• Passage shown
────────────────────────────────────────
From Eumetsat by Marina Bolado-Penagos, Águeda Vázquez, Miguel Bruno, Aida Alvera-Azcárate, Noemi Marsico, Ben Loveday
High-amplitude internal waves, generated at the Camarinal Sill, propagate eastward through the Strait of Gibraltar.
These waves, which effect surface roughness, can detected by both radar and optical satellite missions.
What are internal waves and why do we care about them?
Waves on the sea surface are a familiar phenomenon for anyone who has sailed or been to a beach. However, waves also occur in the depths of the oceans.
They are the result of changes in density of ocean waters, as a result of variable water temperatures and salinity.
They play a crucial role in how energy is transferred in the ocean and can affect the movement of nutrients and other essential chemical species, including those related to the ocean carbon cycle.
Internal waves can reach scales of over 100m vertically and, as a result, are a concern for underwater operations, eg by submarines.
They can have very little surface expression, especially compared to their scale at depth, however, they have also been associated with interesting features by sailors, including 'dead water'.
Internal wave generated in the Strait of Gibraltar?
In the region near the Strait of Gibraltar, where the Atlantic Ocean meets the Mediterranean Sea, there is a complex interaction of different water mass layers.
The lighter, upper layer of water, derived from the Atlantic, flows eastward into the Alboran Sea in a twisting current, known as the Atlantic Jet.
This current undergoes seasonal changes and plays a significant role in the upper layer dynamics of the region.
The more dense and salinated Mediterranean water flows westward at greater depths towards the Atlantic Ocean.
This interaction in the Strait of Gibraltar is often simplified as a two-layer exchange, and it creates a region called the Atlantic-Mediterranean Interface (AMI).
The AMI is warmer, more shallow, with higher salt levels, on the eastern side of the Strait than on the western side.
The AMI is subject to different coastal and sea-floor influences at different levels.
In the upper layers, the flow of Atlantic water is controlled by the narrowest part of the Strait, called the Tarifa Narrows, where the AMI is thicker.
The outflow of Mediterranean water is controlled by certain underwater sills or ridges in the Strait, especially the Espartel and Camarinal Sills.
The Camarinal Sill has been extensively studied, because it generates large waves beneath the surface, known as High Amplitude Internal Waves.
These waves form when the strong westward tidal currents pass over the Sill, creating an internal wave on the lee side of the ridge.
They remain near the Camarinal Sill for about three hours, until the water flow slows down, after which they mostly move eastward into the Mediterranean Sea.
Internal waves are studied using a dimensionless number called the internal Froude number (G2), which takes into account the average velocity, density, and thickness of the layers where internal waves form. Internal waves stay trapped at the Sill when this number equals or exceeds one, and are released when it is lower than one.
Even though these waves are created deep underwater, they can also be seen from space, because they effect the sea surface roughness.
This is visible in radar and optical imagery. Satellites have tracked these waves within the Alboran Sea as far as 200km from the Camarinal Sill (35.93 N, 5.75 W), showing that they can persist up to 50 hours after they start moving.
Do these internal waves always move at the same speed?
The answer is no. The speed at which they travel can change, based on different factors.
────────────────────────────────────────
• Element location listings

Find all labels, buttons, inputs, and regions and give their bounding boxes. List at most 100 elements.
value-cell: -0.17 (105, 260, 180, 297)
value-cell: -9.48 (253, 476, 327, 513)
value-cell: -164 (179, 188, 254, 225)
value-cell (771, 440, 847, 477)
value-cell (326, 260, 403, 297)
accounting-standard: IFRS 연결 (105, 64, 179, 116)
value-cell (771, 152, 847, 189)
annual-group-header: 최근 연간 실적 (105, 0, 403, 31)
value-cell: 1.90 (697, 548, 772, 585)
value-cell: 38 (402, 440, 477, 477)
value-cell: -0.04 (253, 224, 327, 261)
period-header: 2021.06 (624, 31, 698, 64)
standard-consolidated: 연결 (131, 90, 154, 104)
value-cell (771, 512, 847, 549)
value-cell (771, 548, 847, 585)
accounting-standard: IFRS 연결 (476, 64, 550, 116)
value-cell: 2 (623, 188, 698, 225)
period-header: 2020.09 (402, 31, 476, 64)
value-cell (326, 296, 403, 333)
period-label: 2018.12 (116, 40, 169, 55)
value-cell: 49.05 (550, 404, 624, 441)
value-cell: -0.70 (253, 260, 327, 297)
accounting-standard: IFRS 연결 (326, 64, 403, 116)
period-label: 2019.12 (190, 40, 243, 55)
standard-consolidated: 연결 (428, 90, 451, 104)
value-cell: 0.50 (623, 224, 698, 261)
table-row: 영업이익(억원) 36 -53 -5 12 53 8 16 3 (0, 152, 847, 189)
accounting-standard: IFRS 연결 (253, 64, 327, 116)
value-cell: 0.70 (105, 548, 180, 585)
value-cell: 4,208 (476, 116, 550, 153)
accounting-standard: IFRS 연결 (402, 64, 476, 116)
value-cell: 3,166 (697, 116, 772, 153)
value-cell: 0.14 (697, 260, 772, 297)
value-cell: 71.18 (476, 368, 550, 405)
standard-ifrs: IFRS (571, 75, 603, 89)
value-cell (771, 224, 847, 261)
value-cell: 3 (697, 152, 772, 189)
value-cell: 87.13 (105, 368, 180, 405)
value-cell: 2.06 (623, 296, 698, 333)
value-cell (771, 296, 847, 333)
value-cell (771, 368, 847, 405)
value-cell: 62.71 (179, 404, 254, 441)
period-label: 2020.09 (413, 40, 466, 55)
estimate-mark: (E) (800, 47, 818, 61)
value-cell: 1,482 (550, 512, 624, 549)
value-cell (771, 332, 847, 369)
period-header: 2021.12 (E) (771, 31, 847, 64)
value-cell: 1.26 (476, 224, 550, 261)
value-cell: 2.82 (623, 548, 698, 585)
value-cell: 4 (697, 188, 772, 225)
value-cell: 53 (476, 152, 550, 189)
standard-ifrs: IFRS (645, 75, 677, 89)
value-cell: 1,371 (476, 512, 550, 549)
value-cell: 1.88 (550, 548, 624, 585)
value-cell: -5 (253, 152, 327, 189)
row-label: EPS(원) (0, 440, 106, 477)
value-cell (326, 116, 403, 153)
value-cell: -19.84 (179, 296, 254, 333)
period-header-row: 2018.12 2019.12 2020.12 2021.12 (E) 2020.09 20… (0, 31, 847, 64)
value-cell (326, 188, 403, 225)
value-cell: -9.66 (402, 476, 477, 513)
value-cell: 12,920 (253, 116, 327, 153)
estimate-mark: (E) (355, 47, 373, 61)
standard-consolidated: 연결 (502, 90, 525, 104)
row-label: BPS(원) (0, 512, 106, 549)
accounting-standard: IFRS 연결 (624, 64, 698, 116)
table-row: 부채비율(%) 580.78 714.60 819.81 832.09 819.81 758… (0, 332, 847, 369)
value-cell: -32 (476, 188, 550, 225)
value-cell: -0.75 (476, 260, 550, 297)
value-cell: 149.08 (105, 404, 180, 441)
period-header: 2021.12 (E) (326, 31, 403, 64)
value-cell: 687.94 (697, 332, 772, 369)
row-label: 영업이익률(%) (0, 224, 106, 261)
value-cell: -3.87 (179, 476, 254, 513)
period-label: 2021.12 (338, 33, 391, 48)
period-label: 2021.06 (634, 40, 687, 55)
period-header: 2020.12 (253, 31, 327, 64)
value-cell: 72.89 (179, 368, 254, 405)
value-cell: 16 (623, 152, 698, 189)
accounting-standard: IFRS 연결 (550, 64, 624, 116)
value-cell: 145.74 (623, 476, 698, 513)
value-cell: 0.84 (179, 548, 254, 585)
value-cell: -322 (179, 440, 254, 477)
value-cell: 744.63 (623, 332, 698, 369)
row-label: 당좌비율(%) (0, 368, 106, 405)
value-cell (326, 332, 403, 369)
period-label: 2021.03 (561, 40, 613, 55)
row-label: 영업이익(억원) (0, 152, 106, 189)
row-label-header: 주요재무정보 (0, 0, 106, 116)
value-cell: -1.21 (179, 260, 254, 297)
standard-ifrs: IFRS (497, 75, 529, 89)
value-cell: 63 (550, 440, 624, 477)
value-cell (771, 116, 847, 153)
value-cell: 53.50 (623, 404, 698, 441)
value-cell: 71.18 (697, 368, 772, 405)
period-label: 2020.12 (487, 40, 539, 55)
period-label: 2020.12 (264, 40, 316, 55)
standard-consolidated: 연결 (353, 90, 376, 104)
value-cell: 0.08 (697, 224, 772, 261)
────────────────────────────────────────
• Goals
1. Revise the stretch of the records from the start through the line containing "value-cell (771, 440, 847, 477)", changing "value-cell" to "data-cell" and leaving everything else untouched.
2. Continue the piece on internal waves in the Strait of Gibraltar from where it stops.

• Task answers
1.
Find all labels, buttons, inputs, and regions and give their bounding boxes. List at most 100 elements.
data-cell: -0.17 (105, 260, 180, 297)
data-cell: -9.48 (253, 476, 327, 513)
data-cell: -164 (179, 188, 254, 225)
data-cell (771, 440, 847, 477)

2.
These include: how the water is layered in terms of density; the direction of winds (east to west or west to east), and the strength of tides or currents.
The tidal cycle influences the energy of these wave processes, and, while the most energetic waves occur during spring tides, a less intense process happens during neap tides.
During spring tides the very powerful process causes significant vertical movement of water layers, with changes in current speed, and neap tides involve moderate vertical water movement and less disturbance in current speed.
Vázquez et al. (2008) observed that the generation of High Amplitude Internal Waves often depends on the condition of flows which are primarily influenced by changes in atmospheric pressure over the Mediterranean region.
As a result, the occurrence of internal wave events can be suppressed or triggered depending on the specific weather conditions over the Mediterranean.
Recently, Bolado-Penagos et al. (2023) confirmed that atmospheric forcing must be taken into account along with the tidal cycle to characterise the travel time of internal waves towards the Mediterranean.
They observed that those waves took between 14 and 20 hours to reach the northwest of the Alboran Sea.
In terms of speed, this means that the internal waves were moving at a rate of approximately 0.9 to 1.3ms-1.
Estimating wave speed from Sentinel-1 SAR-C and Sentinel-3 OLCI
In this case study, the presence of an internal wavefront on 14 May 2023, is observed using images from the Copernicus Sentinel-1 SAR-C (synthetic aperture radar) sensor and Sentinel-3 OLCI (optical) sensors.
From the Sentinel-1 radar image (shown in the left side of Figure 1), we can see the presence of the wave train to the east of the Strait of Gibraltar.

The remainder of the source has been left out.